— Start —

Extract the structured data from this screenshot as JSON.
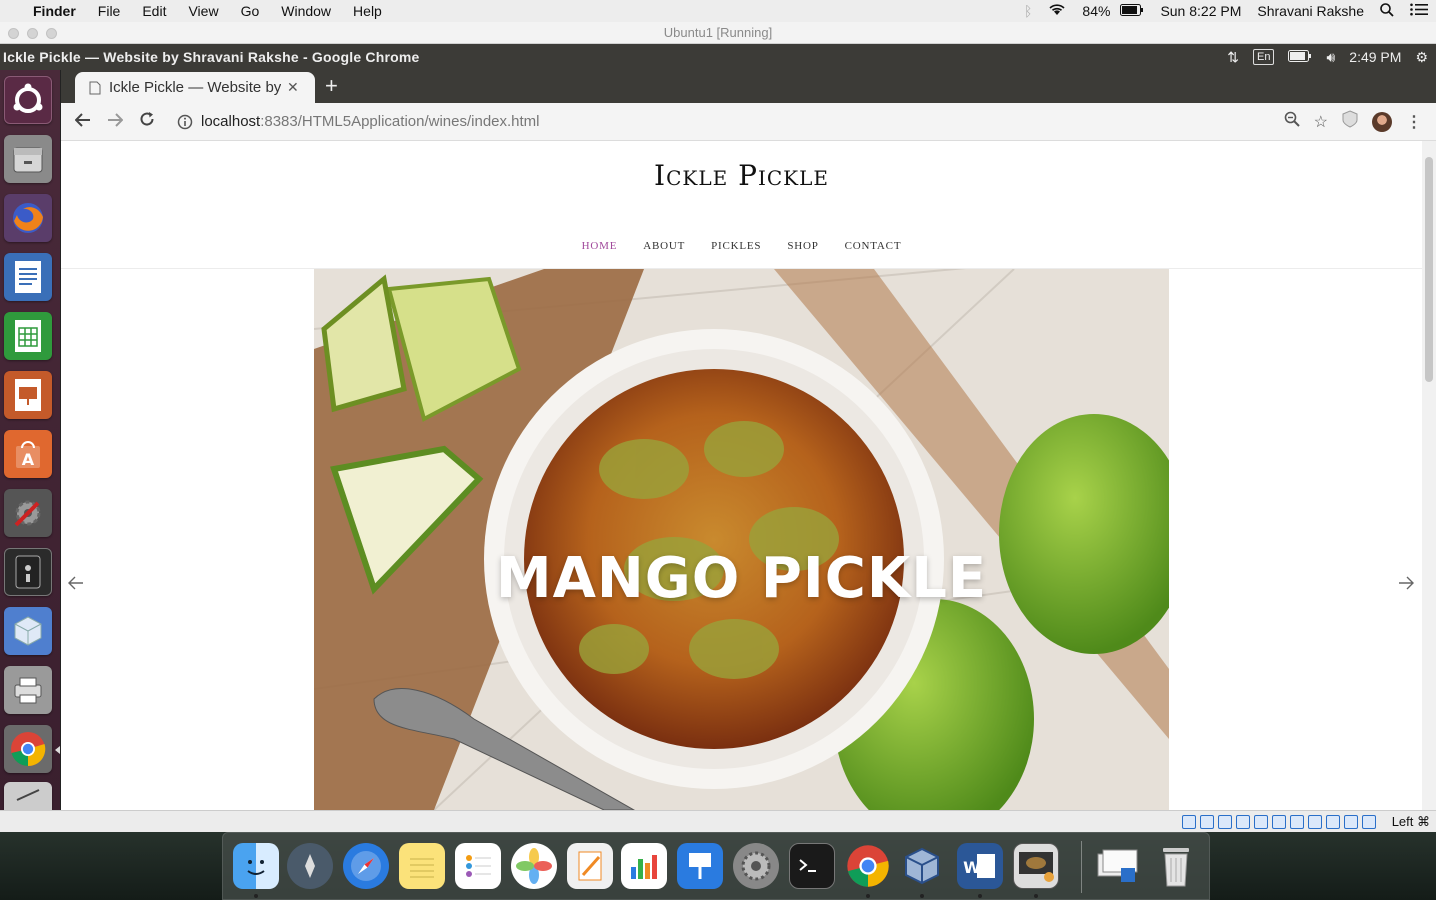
{
  "mac_menubar": {
    "app": "Finder",
    "menus": [
      "File",
      "Edit",
      "View",
      "Go",
      "Window",
      "Help"
    ],
    "battery": "84%",
    "datetime": "Sun 8:22 PM",
    "user": "Shravani Rakshe"
  },
  "vbox": {
    "title": "Ubuntu1 [Running]",
    "host_key": "Left ⌘"
  },
  "ubuntu": {
    "window_title": "Ickle Pickle — Website by Shravani Rakshe - Google Chrome",
    "keyboard": "En",
    "time": "2:49 PM"
  },
  "chrome": {
    "tab_title": "Ickle Pickle — Website by Shravani Rakshe",
    "url_host": "localhost",
    "url_path": ":8383/HTML5Application/wines/index.html"
  },
  "site": {
    "brand": "Ickle Pickle",
    "nav": [
      "HOME",
      "ABOUT",
      "PICKLES",
      "SHOP",
      "CONTACT"
    ],
    "active_nav": "HOME",
    "hero_title": "MANGO PICKLE",
    "colors": {
      "accent": "#a1499b"
    }
  },
  "icons": {
    "launcher": [
      "ubuntu-icon",
      "files-icon",
      "firefox-icon",
      "writer-icon",
      "calc-icon",
      "impress-icon",
      "software-center-icon",
      "settings-icon",
      "terminal-icon",
      "cube-icon",
      "printer-icon",
      "chrome-icon",
      "text-editor-icon"
    ],
    "dock": [
      "finder-icon",
      "launchpad-icon",
      "safari-icon",
      "notes-icon",
      "reminders-icon",
      "photos-icon",
      "pages-icon",
      "numbers-icon",
      "keynote-icon",
      "system-preferences-icon",
      "terminal-icon",
      "chrome-icon",
      "virtualbox-icon",
      "word-icon",
      "photo-booth-icon",
      "downloads-icon",
      "trash-icon"
    ]
  }
}
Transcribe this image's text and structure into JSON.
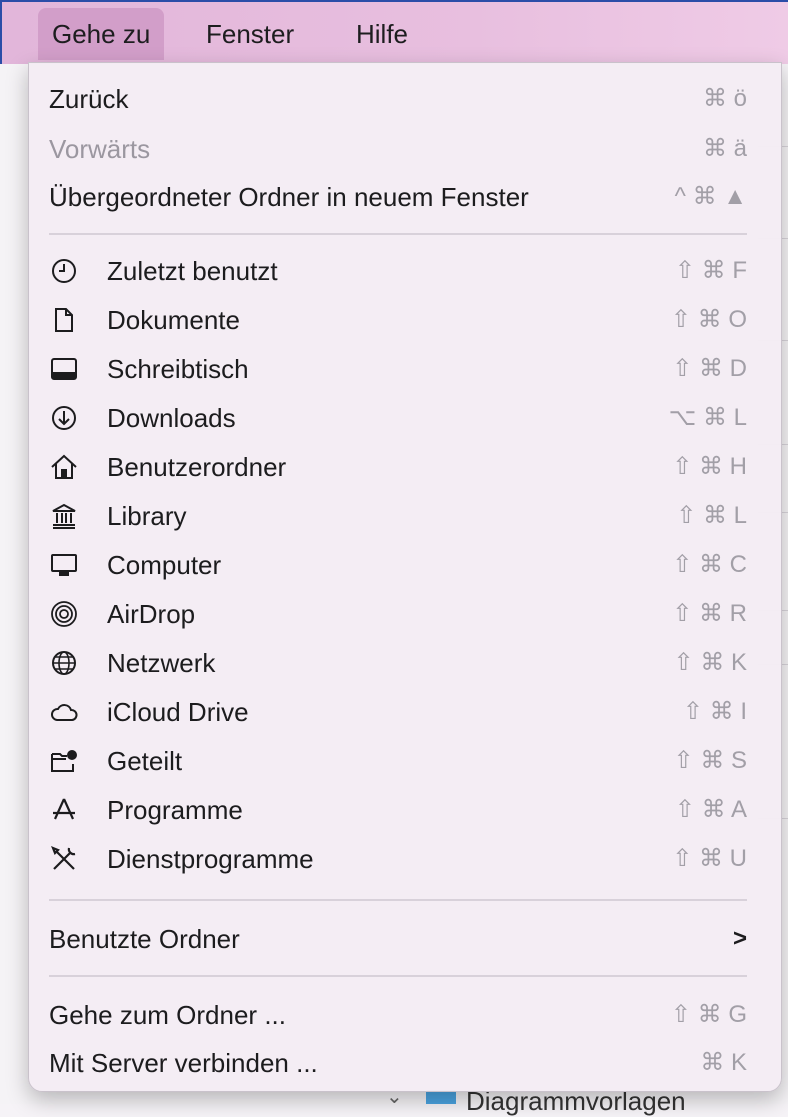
{
  "menubar": {
    "items": [
      "Gehe zu",
      "Fenster",
      "Hilfe"
    ]
  },
  "background": {
    "bottom_text": "Diagrammvorlagen"
  },
  "menu": {
    "group1": [
      {
        "label": "Zurück",
        "shortcut": "⌘ ö",
        "enabled": true
      },
      {
        "label": "Vorwärts",
        "shortcut": "⌘ ä",
        "enabled": false
      },
      {
        "label": "Übergeordneter Ordner in neuem Fenster",
        "shortcut": "^ ⌘ ▲",
        "enabled": true
      }
    ],
    "places": [
      {
        "label": "Zuletzt benutzt",
        "shortcut": "⇧ ⌘ F",
        "icon": "clock-icon"
      },
      {
        "label": "Dokumente",
        "shortcut": "⇧ ⌘ O",
        "icon": "document-icon"
      },
      {
        "label": "Schreibtisch",
        "shortcut": "⇧ ⌘ D",
        "icon": "desktop-icon"
      },
      {
        "label": "Downloads",
        "shortcut": "⌥ ⌘ L",
        "icon": "download-icon"
      },
      {
        "label": "Benutzerordner",
        "shortcut": "⇧ ⌘ H",
        "icon": "home-icon"
      },
      {
        "label": "Library",
        "shortcut": "⇧ ⌘ L",
        "icon": "library-icon"
      },
      {
        "label": "Computer",
        "shortcut": "⇧ ⌘ C",
        "icon": "computer-icon"
      },
      {
        "label": "AirDrop",
        "shortcut": "⇧ ⌘ R",
        "icon": "airdrop-icon"
      },
      {
        "label": "Netzwerk",
        "shortcut": "⇧ ⌘ K",
        "icon": "network-icon"
      },
      {
        "label": "iCloud Drive",
        "shortcut": "⇧ ⌘ I",
        "icon": "cloud-icon"
      },
      {
        "label": "Geteilt",
        "shortcut": "⇧ ⌘ S",
        "icon": "shared-folder-icon"
      },
      {
        "label": "Programme",
        "shortcut": "⇧ ⌘ A",
        "icon": "applications-icon"
      },
      {
        "label": "Dienstprogramme",
        "shortcut": "⇧ ⌘ U",
        "icon": "utilities-icon"
      }
    ],
    "recent": {
      "label": "Benutzte Ordner",
      "arrow": ">"
    },
    "group4": [
      {
        "label": "Gehe zum Ordner ...",
        "shortcut": "⇧ ⌘ G"
      },
      {
        "label": "Mit Server verbinden ...",
        "shortcut": "⌘ K"
      }
    ]
  }
}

— End —

__TASK DETAILS__.
The listing above needs to be output again exactly. Don't include the pictures.

__SOLUTION TO THIS PROBLEM__.
Extract the structured data from this screenshot as JSON.
{
  "mac_menubar": {
    "app": "Finder",
    "menus": [
      "File",
      "Edit",
      "View",
      "Go",
      "Window",
      "Help"
    ],
    "battery": "84%",
    "datetime": "Sun 8:22 PM",
    "user": "Shravani Rakshe"
  },
  "vbox": {
    "title": "Ubuntu1 [Running]",
    "host_key": "Left ⌘"
  },
  "ubuntu": {
    "window_title": "Ickle Pickle — Website by Shravani Rakshe - Google Chrome",
    "keyboard": "En",
    "time": "2:49 PM"
  },
  "chrome": {
    "tab_title": "Ickle Pickle — Website by Shravani Rakshe",
    "url_host": "localhost",
    "url_path": ":8383/HTML5Application/wines/index.html"
  },
  "site": {
    "brand": "Ickle Pickle",
    "nav": [
      "HOME",
      "ABOUT",
      "PICKLES",
      "SHOP",
      "CONTACT"
    ],
    "active_nav": "HOME",
    "hero_title": "MANGO PICKLE",
    "colors": {
      "accent": "#a1499b"
    }
  },
  "icons": {
    "launcher": [
      "ubuntu-icon",
      "files-icon",
      "firefox-icon",
      "writer-icon",
      "calc-icon",
      "impress-icon",
      "software-center-icon",
      "settings-icon",
      "terminal-icon",
      "cube-icon",
      "printer-icon",
      "chrome-icon",
      "text-editor-icon"
    ],
    "dock": [
      "finder-icon",
      "launchpad-icon",
      "safari-icon",
      "notes-icon",
      "reminders-icon",
      "photos-icon",
      "pages-icon",
      "numbers-icon",
      "keynote-icon",
      "system-preferences-icon",
      "terminal-icon",
      "chrome-icon",
      "virtualbox-icon",
      "word-icon",
      "photo-booth-icon",
      "downloads-icon",
      "trash-icon"
    ]
  }
}
Transcribe this image's text and structure into JSON.
{
  "menubar": {
    "items": [
      "Gehe zu",
      "Fenster",
      "Hilfe"
    ]
  },
  "background": {
    "bottom_text": "Diagrammvorlagen"
  },
  "menu": {
    "group1": [
      {
        "label": "Zurück",
        "shortcut": "⌘ ö",
        "enabled": true
      },
      {
        "label": "Vorwärts",
        "shortcut": "⌘ ä",
        "enabled": false
      },
      {
        "label": "Übergeordneter Ordner in neuem Fenster",
        "shortcut": "^ ⌘ ▲",
        "enabled": true
      }
    ],
    "places": [
      {
        "label": "Zuletzt benutzt",
        "shortcut": "⇧ ⌘ F",
        "icon": "clock-icon"
      },
      {
        "label": "Dokumente",
        "shortcut": "⇧ ⌘ O",
        "icon": "document-icon"
      },
      {
        "label": "Schreibtisch",
        "shortcut": "⇧ ⌘ D",
        "icon": "desktop-icon"
      },
      {
        "label": "Downloads",
        "shortcut": "⌥ ⌘ L",
        "icon": "download-icon"
      },
      {
        "label": "Benutzerordner",
        "shortcut": "⇧ ⌘ H",
        "icon": "home-icon"
      },
      {
        "label": "Library",
        "shortcut": "⇧ ⌘ L",
        "icon": "library-icon"
      },
      {
        "label": "Computer",
        "shortcut": "⇧ ⌘ C",
        "icon": "computer-icon"
      },
      {
        "label": "AirDrop",
        "shortcut": "⇧ ⌘ R",
        "icon": "airdrop-icon"
      },
      {
        "label": "Netzwerk",
        "shortcut": "⇧ ⌘ K",
        "icon": "network-icon"
      },
      {
        "label": "iCloud Drive",
        "shortcut": "⇧ ⌘ I",
        "icon": "cloud-icon"
      },
      {
        "label": "Geteilt",
        "shortcut": "⇧ ⌘ S",
        "icon": "shared-folder-icon"
      },
      {
        "label": "Programme",
        "shortcut": "⇧ ⌘ A",
        "icon": "applications-icon"
      },
      {
        "label": "Dienstprogramme",
        "shortcut": "⇧ ⌘ U",
        "icon": "utilities-icon"
      }
    ],
    "recent": {
      "label": "Benutzte Ordner",
      "arrow": ">"
    },
    "group4": [
      {
        "label": "Gehe zum Ordner ...",
        "shortcut": "⇧ ⌘ G"
      },
      {
        "label": "Mit Server verbinden ...",
        "shortcut": "⌘ K"
      }
    ]
  }
}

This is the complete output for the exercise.